Data supplied »
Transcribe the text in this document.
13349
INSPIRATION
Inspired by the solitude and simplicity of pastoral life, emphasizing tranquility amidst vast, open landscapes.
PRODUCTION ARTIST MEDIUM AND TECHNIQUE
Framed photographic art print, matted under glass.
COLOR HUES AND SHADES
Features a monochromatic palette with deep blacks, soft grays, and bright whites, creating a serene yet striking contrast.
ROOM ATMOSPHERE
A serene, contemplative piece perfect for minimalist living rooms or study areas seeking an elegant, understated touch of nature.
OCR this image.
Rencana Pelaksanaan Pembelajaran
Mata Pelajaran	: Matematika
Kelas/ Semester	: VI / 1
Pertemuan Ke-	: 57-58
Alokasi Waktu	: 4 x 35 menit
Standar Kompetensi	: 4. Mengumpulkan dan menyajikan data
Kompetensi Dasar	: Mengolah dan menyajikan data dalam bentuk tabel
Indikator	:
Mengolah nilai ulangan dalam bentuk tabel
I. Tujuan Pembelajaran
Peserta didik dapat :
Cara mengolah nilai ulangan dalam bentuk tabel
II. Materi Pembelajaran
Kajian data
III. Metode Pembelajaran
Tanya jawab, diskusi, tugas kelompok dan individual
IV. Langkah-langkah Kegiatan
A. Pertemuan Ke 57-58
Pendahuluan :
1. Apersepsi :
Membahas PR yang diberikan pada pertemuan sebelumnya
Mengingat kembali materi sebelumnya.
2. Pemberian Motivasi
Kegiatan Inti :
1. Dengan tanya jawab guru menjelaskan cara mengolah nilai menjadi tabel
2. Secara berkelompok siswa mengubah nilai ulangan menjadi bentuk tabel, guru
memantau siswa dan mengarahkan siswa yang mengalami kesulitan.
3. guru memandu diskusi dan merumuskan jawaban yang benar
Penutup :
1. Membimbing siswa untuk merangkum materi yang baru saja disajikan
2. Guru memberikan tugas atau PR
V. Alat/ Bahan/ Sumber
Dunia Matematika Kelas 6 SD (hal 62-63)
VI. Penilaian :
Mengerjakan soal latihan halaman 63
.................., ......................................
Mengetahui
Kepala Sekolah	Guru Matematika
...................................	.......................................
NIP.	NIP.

Set task »
Count every line above that holds the word "dalam", and state the number and nothing more.

Problem solution »
3